**Directions for this task:**
Select all lines with the string "Developmental" in them, and copy those lines.

Dataset records:
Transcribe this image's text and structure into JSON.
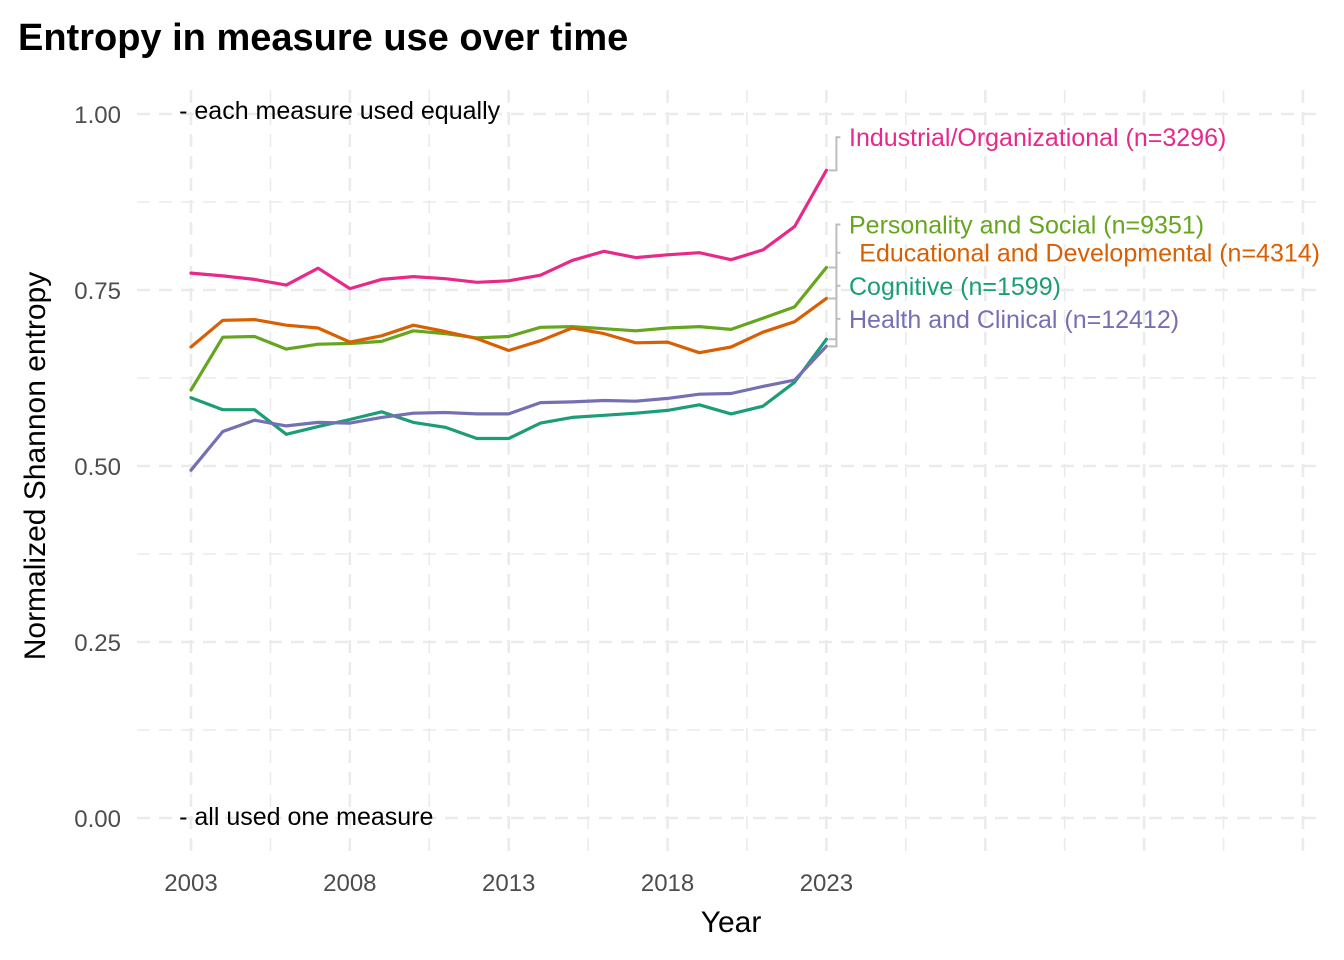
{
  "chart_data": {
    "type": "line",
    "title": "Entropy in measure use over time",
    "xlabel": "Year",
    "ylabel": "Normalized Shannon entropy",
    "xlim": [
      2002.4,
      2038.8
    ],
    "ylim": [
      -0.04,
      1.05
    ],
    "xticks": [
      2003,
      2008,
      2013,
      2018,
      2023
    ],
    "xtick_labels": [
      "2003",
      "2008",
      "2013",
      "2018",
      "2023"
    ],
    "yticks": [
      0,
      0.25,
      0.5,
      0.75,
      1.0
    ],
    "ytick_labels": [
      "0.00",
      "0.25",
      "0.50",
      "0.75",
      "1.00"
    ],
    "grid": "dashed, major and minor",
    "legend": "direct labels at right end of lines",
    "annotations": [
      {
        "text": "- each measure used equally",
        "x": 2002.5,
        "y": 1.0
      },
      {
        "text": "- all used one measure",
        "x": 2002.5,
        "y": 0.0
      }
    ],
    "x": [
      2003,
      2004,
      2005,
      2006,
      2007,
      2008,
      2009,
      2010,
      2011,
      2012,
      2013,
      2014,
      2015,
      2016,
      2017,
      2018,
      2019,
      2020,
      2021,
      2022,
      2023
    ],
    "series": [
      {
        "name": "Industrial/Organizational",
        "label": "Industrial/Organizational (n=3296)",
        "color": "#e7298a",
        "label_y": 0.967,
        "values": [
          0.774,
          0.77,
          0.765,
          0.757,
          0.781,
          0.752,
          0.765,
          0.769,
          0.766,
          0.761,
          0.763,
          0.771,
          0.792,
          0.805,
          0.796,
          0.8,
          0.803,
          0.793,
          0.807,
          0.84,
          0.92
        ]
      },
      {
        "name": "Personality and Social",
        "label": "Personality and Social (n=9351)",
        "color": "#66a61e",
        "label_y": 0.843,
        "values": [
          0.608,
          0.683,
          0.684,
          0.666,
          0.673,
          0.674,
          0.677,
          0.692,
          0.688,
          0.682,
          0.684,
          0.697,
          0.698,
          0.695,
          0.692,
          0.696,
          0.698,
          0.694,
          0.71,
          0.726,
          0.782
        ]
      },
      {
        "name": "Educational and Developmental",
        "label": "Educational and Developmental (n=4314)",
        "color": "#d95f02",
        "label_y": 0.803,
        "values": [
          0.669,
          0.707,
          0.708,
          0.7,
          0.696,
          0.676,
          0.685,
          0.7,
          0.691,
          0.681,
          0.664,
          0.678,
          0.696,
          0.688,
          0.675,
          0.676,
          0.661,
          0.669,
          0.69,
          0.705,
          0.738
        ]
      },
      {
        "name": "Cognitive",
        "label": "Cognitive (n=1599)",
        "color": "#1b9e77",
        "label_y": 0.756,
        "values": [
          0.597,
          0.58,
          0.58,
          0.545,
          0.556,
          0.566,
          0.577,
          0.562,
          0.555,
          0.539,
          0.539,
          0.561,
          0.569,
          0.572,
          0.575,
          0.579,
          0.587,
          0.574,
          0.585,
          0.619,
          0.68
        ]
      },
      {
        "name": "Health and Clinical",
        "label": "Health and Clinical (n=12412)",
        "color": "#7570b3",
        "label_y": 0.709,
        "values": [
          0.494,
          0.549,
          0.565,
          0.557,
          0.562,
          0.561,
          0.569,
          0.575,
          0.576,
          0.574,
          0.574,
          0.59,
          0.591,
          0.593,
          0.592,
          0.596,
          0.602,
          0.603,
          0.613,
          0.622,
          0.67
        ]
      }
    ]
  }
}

**Correct result:**
        "name": "Educational and Developmental",
        "label": "Educational and Developmental (n=4314)",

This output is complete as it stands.